Text shown |
-- begin --
Also audit work done since the cheating, for any disclosure or quality issue. That could be expensive but its essential for liability coverage, since the mere fact of non certification may mean liability if you can't show the work is okay.
Those two steps, means that you are now valid to work, and that if any issue comes out you now have damage control. At worst "yes there were lapses in certification, but the employees concerned were immediately recertified and their interim few months work rechecked." That should safeguard the business and its reputation, against the worst outcomes.
Once that is done, call the people involved in one by one, with the ringleaders first. Tell them exactly what you know, so its on their employment records as gross breach of contract. Tell them that the matter has now been fixed, the company lost X amount over it, or Y per person involved. Offer them an ultimatum/deal:
- The company clearly is horrified and disappointed, and has been defrauded. They may not realise it was a criminal act as well as a firing offence. Point out it was,and that it threatens their career, what were they thinking!. (Which is what that is: the staff faked qualification status via cheated exams, to keep employment, which they didn't have. That's fraud.)
- Clearly people are now qualified again. So we can carry on, and we hope life will continue. We need our team, most of our team want to stay not go.
- But the matter cannot be left unaddressed. Coverups usually come out (by rumour if no other way). They put everyone's jobs at risk. There will be a gross misconduct record on employee files. The company is not presently intending criminal action but may need to if it recurs. And of course those involved will forgo financially, to make clear the seriousness of the matter(bonuses, foregone pay, whatever). Alternatively they may accept leaving without pay or notice.
- ideally fire some ringleaders if you can afford to. Or "glass ceiling" them if not. They'll get the hint at next years annual review, but by then, too late.
- state explicitly that this will close the books provided nothing else happens.
The aim of this is to keep the bulk of your team, but establish/impress the seriousness, and that your company is not a soft touch over it. Grumbling and resentment but most will understand it's fair, and be grateful it wasn't worse.
-- end --
Source data |
-- begin --
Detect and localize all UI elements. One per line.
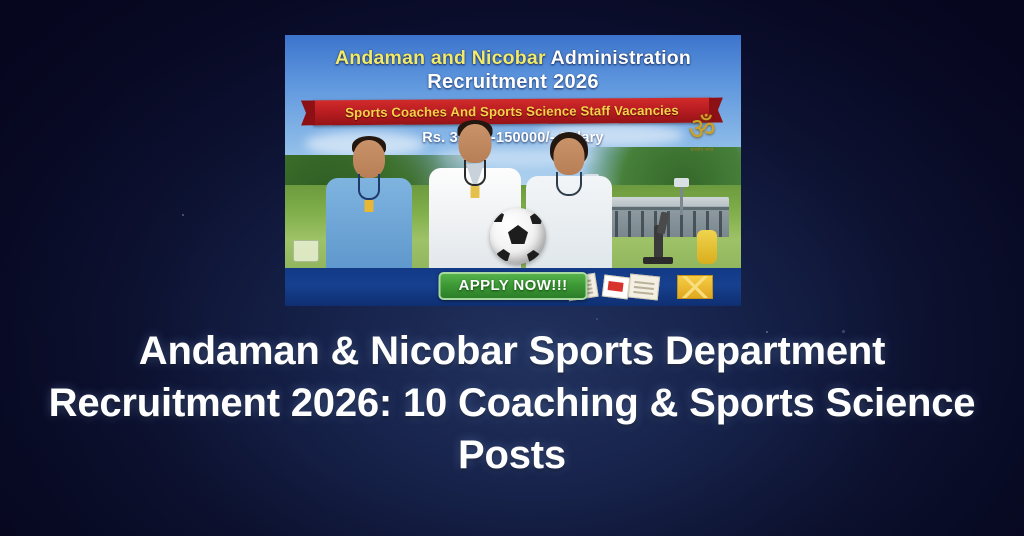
-- end --
Requirement 1 | Output the part of the advice on handling certification cheating starting with "Also audit work" and going on through "the worst outcomes.".
Requirement 2 | Summarize the advice on handling certification cheating in three sentences.
The data has no connection to the advice on handling certification cheating.

Task result 1 |
Also audit work done since the cheating, for any disclosure or quality issue. That could be expensive but its essential for liability coverage, since the mere fact of non certification may mean liability if you can't show the work is okay.
Those two steps, means that you are now valid to work, and that if any issue comes out you now have damage control. At worst "yes there were lapses in certification, but the employees concerned were immediately recertified and their interim few months work rechecked." That should safeguard the business and its reputation, against the worst outcomes.

Task result 2 | The advice says to audit the work done since the cheating and have the employees recertified, which lets the business keep working and gives it damage control if the matter comes out. Next, the people involved should be called in one by one, ringleaders first, told what is known, and have a gross misconduct record placed on their files along with financial consequences, or else be allowed to leave without pay or notice. The company should state that this closes the matter provided nothing else happens, so that it keeps most of the team while showing it is not a soft touch.